* Prompt
Images are excluded; otherwise, output every record exactly.

--*--

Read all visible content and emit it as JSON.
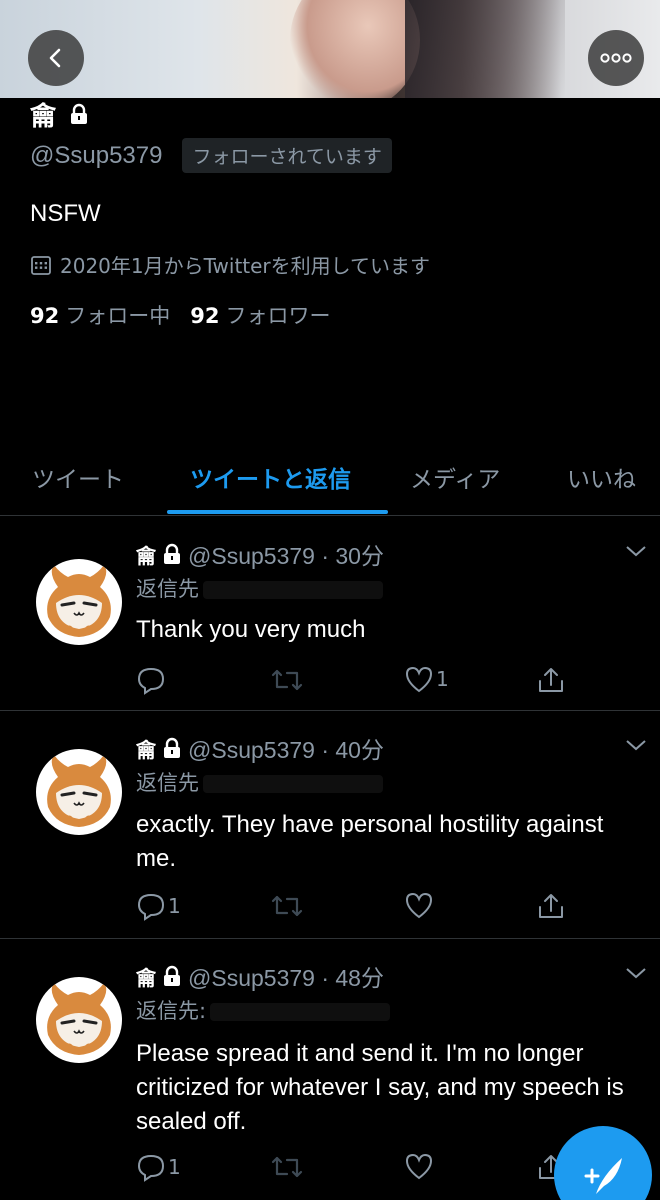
{
  "profile": {
    "name": "龠",
    "handle": "@Ssup5379",
    "follows_you_badge": "フォローされています",
    "bio": "NSFW",
    "joined": "2020年1月からTwitterを利用しています",
    "following_count": "92",
    "following_label": "フォロー中",
    "followers_count": "92",
    "followers_label": "フォロワー"
  },
  "tabs": [
    {
      "label": "ツイート",
      "active": false
    },
    {
      "label": "ツイートと返信",
      "active": true
    },
    {
      "label": "メディア",
      "active": false
    },
    {
      "label": "いいね",
      "active": false
    }
  ],
  "tweets": [
    {
      "name": "龠",
      "handle_time": "@Ssup5379 · 30分",
      "reply_prefix": "返信先",
      "text": "Thank you very much",
      "reply_count": "",
      "like_count": "1"
    },
    {
      "name": "龠",
      "handle_time": "@Ssup5379 · 40分",
      "reply_prefix": "返信先",
      "text": "exactly. They have personal hostility against me.",
      "reply_count": "1",
      "like_count": ""
    },
    {
      "name": "龠",
      "handle_time": "@Ssup5379 · 48分",
      "reply_prefix": "返信先:",
      "text": "Please spread it and send it. I'm no longer criticized for whatever I say, and my speech is sealed off.",
      "reply_count": "1",
      "like_count": ""
    }
  ],
  "colors": {
    "accent": "#1d9bf0",
    "secondary_text": "#8b98a5",
    "divider": "#2f3336",
    "background": "#000000"
  },
  "icons": [
    "back-arrow-icon",
    "more-icon",
    "lock-icon",
    "calendar-icon",
    "chevron-down-icon",
    "reply-icon",
    "retweet-icon",
    "like-icon",
    "share-icon",
    "compose-tweet-icon"
  ]
}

--*--

* Reply
Read all visible content and emit it as JSON.
{
  "profile": {
    "name": "龠",
    "handle": "@Ssup5379",
    "follows_you_badge": "フォローされています",
    "bio": "NSFW",
    "joined": "2020年1月からTwitterを利用しています",
    "following_count": "92",
    "following_label": "フォロー中",
    "followers_count": "92",
    "followers_label": "フォロワー"
  },
  "tabs": [
    {
      "label": "ツイート",
      "active": false
    },
    {
      "label": "ツイートと返信",
      "active": true
    },
    {
      "label": "メディア",
      "active": false
    },
    {
      "label": "いいね",
      "active": false
    }
  ],
  "tweets": [
    {
      "name": "龠",
      "handle_time": "@Ssup5379 · 30分",
      "reply_prefix": "返信先",
      "text": "Thank you very much",
      "reply_count": "",
      "like_count": "1"
    },
    {
      "name": "龠",
      "handle_time": "@Ssup5379 · 40分",
      "reply_prefix": "返信先",
      "text": "exactly. They have personal hostility against me.",
      "reply_count": "1",
      "like_count": ""
    },
    {
      "name": "龠",
      "handle_time": "@Ssup5379 · 48分",
      "reply_prefix": "返信先:",
      "text": "Please spread it and send it. I'm no longer criticized for whatever I say, and my speech is sealed off.",
      "reply_count": "1",
      "like_count": ""
    }
  ],
  "colors": {
    "accent": "#1d9bf0",
    "secondary_text": "#8b98a5",
    "divider": "#2f3336",
    "background": "#000000"
  },
  "icons": [
    "back-arrow-icon",
    "more-icon",
    "lock-icon",
    "calendar-icon",
    "chevron-down-icon",
    "reply-icon",
    "retweet-icon",
    "like-icon",
    "share-icon",
    "compose-tweet-icon"
  ]
}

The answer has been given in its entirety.